• [DATA LISTING]:
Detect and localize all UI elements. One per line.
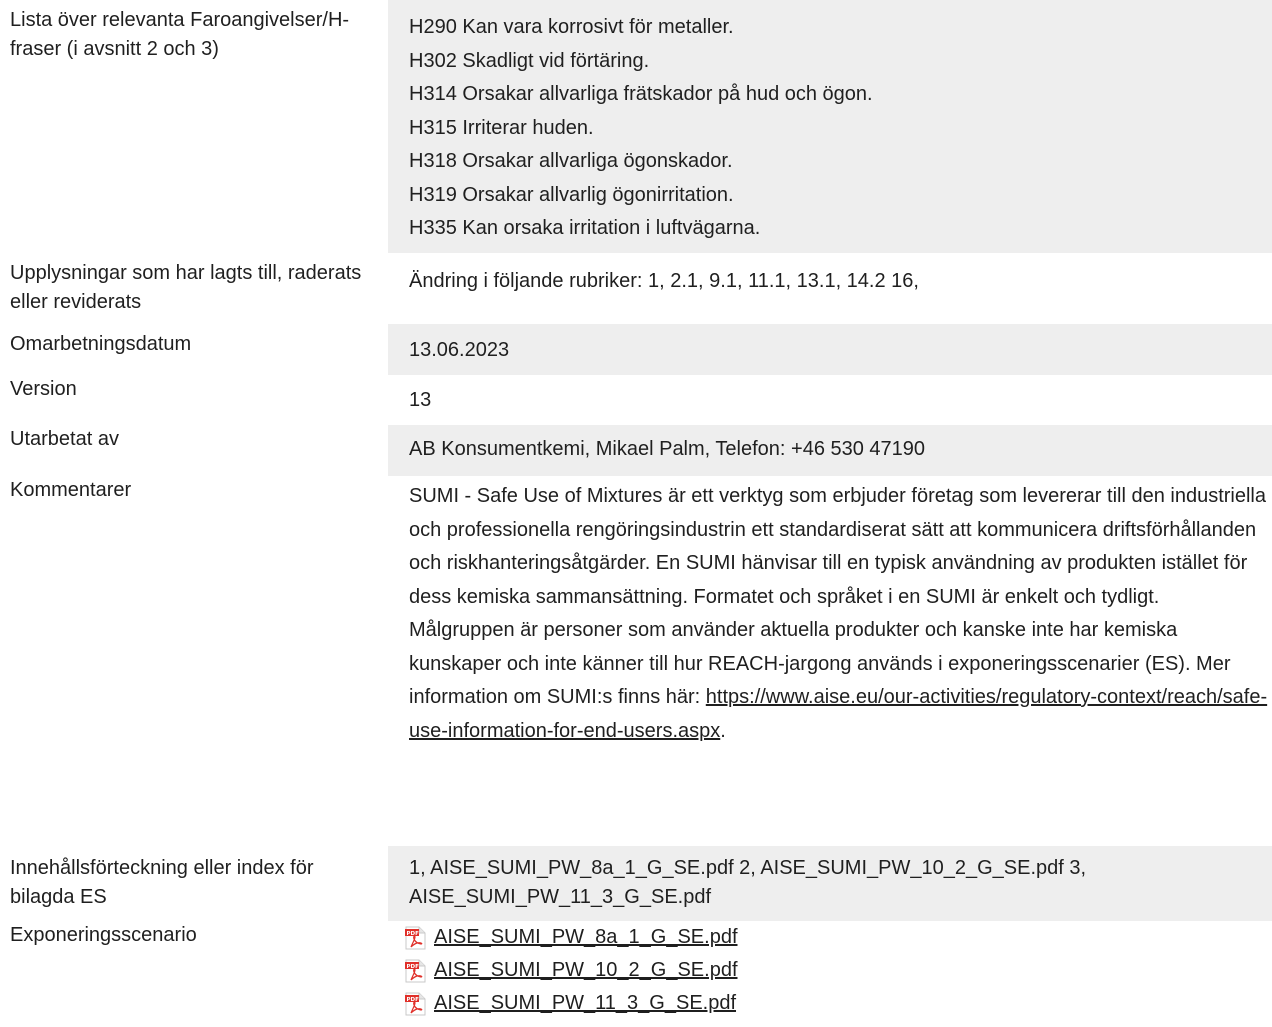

...

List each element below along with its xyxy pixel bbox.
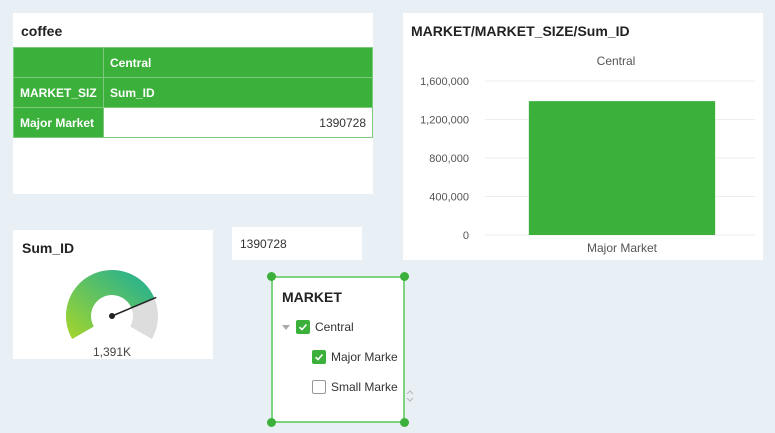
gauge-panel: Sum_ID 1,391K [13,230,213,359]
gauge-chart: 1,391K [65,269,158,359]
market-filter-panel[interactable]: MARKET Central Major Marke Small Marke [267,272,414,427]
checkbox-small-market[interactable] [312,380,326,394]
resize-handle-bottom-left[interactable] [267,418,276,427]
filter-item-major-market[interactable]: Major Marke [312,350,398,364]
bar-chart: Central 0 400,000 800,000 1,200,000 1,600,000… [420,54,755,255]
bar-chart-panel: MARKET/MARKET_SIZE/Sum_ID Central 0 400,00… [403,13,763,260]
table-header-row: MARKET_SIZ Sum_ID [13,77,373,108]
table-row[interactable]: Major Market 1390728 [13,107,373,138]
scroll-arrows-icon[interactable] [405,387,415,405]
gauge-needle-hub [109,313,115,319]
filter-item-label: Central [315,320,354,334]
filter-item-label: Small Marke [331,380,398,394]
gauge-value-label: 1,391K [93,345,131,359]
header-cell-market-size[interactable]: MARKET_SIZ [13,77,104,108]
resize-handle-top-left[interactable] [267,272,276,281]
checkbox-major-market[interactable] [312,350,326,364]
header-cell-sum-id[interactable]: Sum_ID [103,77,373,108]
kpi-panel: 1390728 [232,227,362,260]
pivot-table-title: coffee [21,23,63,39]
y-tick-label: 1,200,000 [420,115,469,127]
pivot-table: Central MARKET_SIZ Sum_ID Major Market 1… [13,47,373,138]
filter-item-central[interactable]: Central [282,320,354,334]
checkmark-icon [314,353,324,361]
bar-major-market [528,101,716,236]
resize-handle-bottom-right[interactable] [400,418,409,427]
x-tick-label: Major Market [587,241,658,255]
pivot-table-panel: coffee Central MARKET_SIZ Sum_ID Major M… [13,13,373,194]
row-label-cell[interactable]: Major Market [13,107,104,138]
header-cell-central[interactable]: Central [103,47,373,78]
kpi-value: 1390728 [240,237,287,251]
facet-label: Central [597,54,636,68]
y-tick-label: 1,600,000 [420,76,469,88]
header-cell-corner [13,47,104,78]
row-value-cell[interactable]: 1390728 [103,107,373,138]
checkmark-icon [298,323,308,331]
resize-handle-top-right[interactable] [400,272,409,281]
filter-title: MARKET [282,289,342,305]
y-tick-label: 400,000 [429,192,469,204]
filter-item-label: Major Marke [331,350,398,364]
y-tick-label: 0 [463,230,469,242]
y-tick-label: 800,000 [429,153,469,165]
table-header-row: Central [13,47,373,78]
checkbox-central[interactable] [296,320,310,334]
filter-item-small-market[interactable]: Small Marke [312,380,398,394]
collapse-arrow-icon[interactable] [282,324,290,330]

---

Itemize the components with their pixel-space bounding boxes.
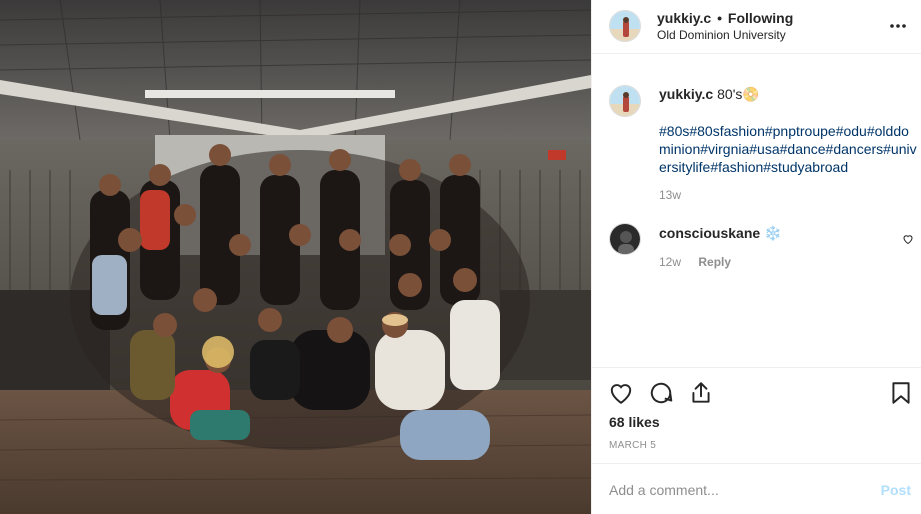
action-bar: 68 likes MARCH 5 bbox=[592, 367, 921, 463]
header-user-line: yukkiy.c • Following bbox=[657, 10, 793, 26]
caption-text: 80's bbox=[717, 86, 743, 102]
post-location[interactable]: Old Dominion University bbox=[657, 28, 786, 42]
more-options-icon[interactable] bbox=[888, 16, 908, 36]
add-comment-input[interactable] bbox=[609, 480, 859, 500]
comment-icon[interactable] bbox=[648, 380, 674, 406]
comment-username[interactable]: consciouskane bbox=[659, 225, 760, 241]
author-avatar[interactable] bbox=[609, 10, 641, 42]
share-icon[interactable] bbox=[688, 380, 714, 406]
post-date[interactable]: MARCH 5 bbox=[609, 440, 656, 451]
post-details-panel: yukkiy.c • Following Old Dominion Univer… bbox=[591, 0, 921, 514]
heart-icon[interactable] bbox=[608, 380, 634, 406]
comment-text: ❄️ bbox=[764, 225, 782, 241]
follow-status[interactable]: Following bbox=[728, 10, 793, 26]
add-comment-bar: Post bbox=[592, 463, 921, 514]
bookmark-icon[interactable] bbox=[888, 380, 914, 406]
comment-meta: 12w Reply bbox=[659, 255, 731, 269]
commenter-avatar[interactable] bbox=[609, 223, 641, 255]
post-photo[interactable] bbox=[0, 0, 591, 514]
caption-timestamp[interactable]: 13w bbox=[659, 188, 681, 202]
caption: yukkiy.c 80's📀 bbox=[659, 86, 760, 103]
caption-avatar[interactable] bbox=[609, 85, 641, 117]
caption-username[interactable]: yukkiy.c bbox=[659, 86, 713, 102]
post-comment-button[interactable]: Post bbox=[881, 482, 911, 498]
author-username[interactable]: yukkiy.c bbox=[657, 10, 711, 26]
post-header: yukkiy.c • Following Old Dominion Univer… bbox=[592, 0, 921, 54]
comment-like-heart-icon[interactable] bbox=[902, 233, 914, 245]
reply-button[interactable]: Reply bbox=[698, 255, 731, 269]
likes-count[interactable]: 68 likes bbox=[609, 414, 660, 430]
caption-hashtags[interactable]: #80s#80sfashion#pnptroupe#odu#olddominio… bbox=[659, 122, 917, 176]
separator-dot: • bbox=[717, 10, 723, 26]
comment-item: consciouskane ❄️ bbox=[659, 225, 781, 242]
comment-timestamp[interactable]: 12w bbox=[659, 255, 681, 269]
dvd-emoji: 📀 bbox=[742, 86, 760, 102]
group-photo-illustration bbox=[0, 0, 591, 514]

• [TASK DESCRIPTION]:
Gather every line in the material above that contains the string "avatar", matching case exactly, and copy each line in full.

• [FINAL ANSWER]:
author-avatar[interactable] bbox=[609, 10, 641, 42]
commenter-avatar[interactable] bbox=[609, 223, 641, 255]
caption-avatar[interactable] bbox=[609, 85, 641, 117]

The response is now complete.